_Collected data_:

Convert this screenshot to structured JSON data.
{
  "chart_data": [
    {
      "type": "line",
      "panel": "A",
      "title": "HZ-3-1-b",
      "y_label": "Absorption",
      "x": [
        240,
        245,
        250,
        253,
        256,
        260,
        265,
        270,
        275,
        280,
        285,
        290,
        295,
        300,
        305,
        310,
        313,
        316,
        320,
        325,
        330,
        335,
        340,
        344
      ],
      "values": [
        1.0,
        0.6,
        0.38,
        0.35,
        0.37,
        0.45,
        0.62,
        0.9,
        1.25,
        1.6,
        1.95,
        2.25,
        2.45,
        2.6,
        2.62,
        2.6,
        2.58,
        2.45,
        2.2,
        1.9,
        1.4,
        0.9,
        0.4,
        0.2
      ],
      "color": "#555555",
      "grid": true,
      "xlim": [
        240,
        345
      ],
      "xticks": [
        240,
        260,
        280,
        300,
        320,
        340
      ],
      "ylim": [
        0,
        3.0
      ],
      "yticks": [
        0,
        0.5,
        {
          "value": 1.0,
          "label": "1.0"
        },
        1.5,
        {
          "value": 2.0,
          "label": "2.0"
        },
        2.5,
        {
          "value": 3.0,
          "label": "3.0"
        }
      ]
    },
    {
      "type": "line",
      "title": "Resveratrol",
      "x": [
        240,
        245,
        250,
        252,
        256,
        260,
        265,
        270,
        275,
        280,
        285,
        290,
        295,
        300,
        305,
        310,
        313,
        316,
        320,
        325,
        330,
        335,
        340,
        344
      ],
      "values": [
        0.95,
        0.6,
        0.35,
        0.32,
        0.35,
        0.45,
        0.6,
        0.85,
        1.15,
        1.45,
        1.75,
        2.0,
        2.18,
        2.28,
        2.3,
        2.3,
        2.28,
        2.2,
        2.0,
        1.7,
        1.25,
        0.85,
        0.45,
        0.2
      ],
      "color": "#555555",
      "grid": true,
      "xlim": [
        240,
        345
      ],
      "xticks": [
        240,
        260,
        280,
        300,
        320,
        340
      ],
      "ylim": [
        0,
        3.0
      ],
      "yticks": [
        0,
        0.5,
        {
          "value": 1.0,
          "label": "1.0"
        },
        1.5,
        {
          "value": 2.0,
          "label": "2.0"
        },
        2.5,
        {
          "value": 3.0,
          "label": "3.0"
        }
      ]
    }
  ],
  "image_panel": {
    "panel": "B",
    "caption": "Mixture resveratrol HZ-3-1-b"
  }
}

_Set exercise_:
Reproduce all of the material above word for word.

_Finished task_:
Convert this screenshot to structured JSON data.
{
  "chart_data": [
    {
      "type": "line",
      "panel": "A",
      "title": "HZ-3-1-b",
      "y_label": "Absorption",
      "x": [
        240,
        245,
        250,
        253,
        256,
        260,
        265,
        270,
        275,
        280,
        285,
        290,
        295,
        300,
        305,
        310,
        313,
        316,
        320,
        325,
        330,
        335,
        340,
        344
      ],
      "values": [
        1.0,
        0.6,
        0.38,
        0.35,
        0.37,
        0.45,
        0.62,
        0.9,
        1.25,
        1.6,
        1.95,
        2.25,
        2.45,
        2.6,
        2.62,
        2.6,
        2.58,
        2.45,
        2.2,
        1.9,
        1.4,
        0.9,
        0.4,
        0.2
      ],
      "color": "#555555",
      "grid": true,
      "xlim": [
        240,
        345
      ],
      "xticks": [
        240,
        260,
        280,
        300,
        320,
        340
      ],
      "ylim": [
        0,
        3.0
      ],
      "yticks": [
        0,
        0.5,
        {
          "value": 1.0,
          "label": "1.0"
        },
        1.5,
        {
          "value": 2.0,
          "label": "2.0"
        },
        2.5,
        {
          "value": 3.0,
          "label": "3.0"
        }
      ]
    },
    {
      "type": "line",
      "title": "Resveratrol",
      "x": [
        240,
        245,
        250,
        252,
        256,
        260,
        265,
        270,
        275,
        280,
        285,
        290,
        295,
        300,
        305,
        310,
        313,
        316,
        320,
        325,
        330,
        335,
        340,
        344
      ],
      "values": [
        0.95,
        0.6,
        0.35,
        0.32,
        0.35,
        0.45,
        0.6,
        0.85,
        1.15,
        1.45,
        1.75,
        2.0,
        2.18,
        2.28,
        2.3,
        2.3,
        2.28,
        2.2,
        2.0,
        1.7,
        1.25,
        0.85,
        0.45,
        0.2
      ],
      "color": "#555555",
      "grid": true,
      "xlim": [
        240,
        345
      ],
      "xticks": [
        240,
        260,
        280,
        300,
        320,
        340
      ],
      "ylim": [
        0,
        3.0
      ],
      "yticks": [
        0,
        0.5,
        {
          "value": 1.0,
          "label": "1.0"
        },
        1.5,
        {
          "value": 2.0,
          "label": "2.0"
        },
        2.5,
        {
          "value": 3.0,
          "label": "3.0"
        }
      ]
    }
  ],
  "image_panel": {
    "panel": "B",
    "caption": "Mixture resveratrol HZ-3-1-b"
  }
}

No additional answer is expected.